── AVAILABLE RECORDS ──

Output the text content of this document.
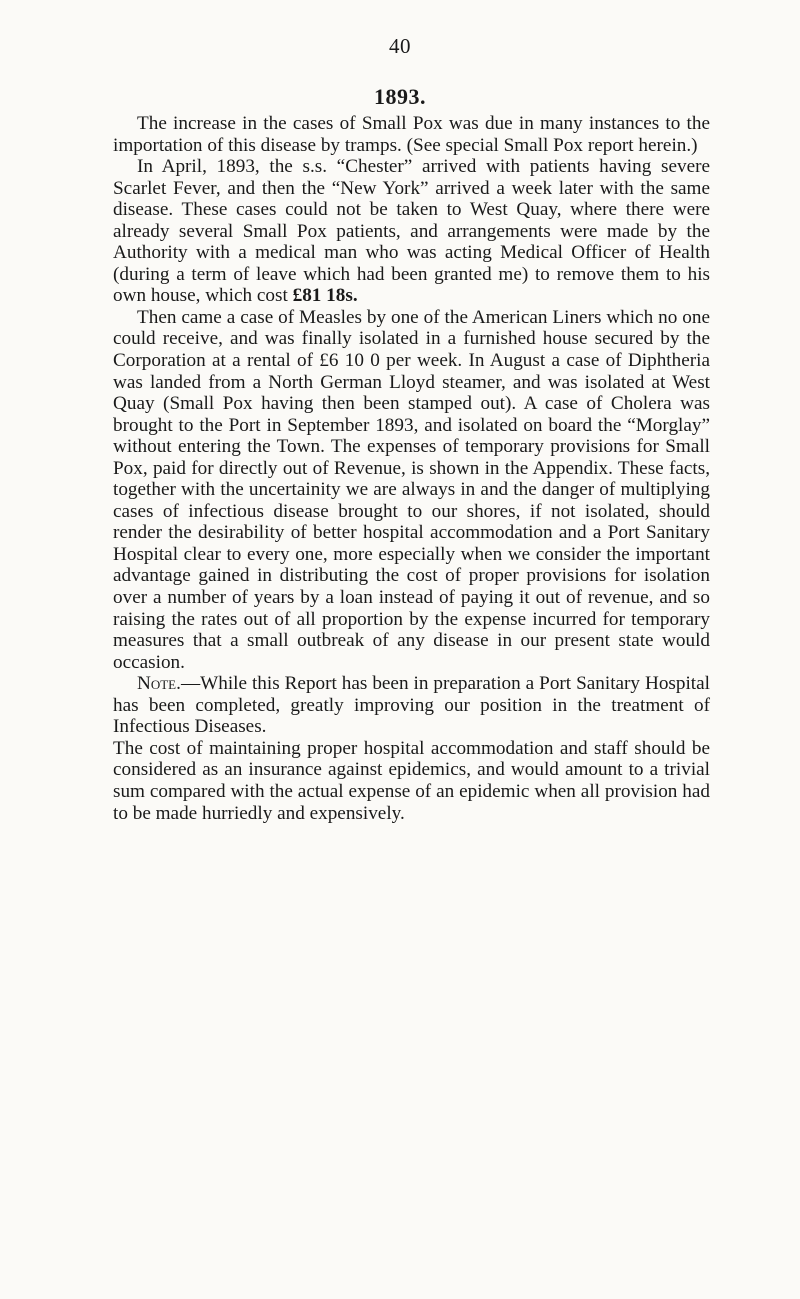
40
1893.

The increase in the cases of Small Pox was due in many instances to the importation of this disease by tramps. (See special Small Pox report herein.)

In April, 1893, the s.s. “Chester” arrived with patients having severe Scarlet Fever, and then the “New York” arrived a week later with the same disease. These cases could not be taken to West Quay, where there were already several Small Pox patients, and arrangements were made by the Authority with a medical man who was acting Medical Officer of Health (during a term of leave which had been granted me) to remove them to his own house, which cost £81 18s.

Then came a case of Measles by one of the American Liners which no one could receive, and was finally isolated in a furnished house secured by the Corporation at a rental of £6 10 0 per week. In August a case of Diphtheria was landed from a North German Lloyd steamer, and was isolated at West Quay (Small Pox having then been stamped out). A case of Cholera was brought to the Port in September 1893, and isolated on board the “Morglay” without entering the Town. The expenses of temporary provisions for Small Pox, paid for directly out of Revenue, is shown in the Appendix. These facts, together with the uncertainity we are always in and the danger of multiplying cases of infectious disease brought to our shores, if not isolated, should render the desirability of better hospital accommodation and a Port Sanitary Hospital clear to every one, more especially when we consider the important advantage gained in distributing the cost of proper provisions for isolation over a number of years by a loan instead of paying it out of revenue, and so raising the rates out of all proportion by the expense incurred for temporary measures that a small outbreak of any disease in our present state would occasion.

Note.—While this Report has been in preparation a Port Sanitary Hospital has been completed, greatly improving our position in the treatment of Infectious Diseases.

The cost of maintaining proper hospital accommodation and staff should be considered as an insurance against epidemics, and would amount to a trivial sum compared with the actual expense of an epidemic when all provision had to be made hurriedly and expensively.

───
── AVAILABLE RECORDS ──

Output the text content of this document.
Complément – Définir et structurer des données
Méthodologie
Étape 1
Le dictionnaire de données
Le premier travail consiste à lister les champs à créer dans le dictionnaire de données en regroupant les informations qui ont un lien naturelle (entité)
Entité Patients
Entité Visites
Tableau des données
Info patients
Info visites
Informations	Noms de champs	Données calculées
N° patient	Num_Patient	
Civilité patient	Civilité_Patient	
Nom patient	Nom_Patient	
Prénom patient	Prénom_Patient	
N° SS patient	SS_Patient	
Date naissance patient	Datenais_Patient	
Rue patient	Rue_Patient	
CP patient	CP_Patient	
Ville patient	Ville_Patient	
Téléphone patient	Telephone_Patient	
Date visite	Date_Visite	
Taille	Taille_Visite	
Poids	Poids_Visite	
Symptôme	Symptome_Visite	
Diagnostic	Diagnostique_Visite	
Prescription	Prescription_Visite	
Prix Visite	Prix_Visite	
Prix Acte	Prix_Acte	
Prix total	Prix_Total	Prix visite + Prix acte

───

__TASK DESCRIPTION__
Copy every line from the records above that contains the word "champs".

__SOLUTION FOR THIS TASK__
Le premier travail consiste à lister les champs à créer dans le dictionnaire de données en regroupant les informations qui ont un lien naturelle (entité)
Informations	Noms de champs	Données calculées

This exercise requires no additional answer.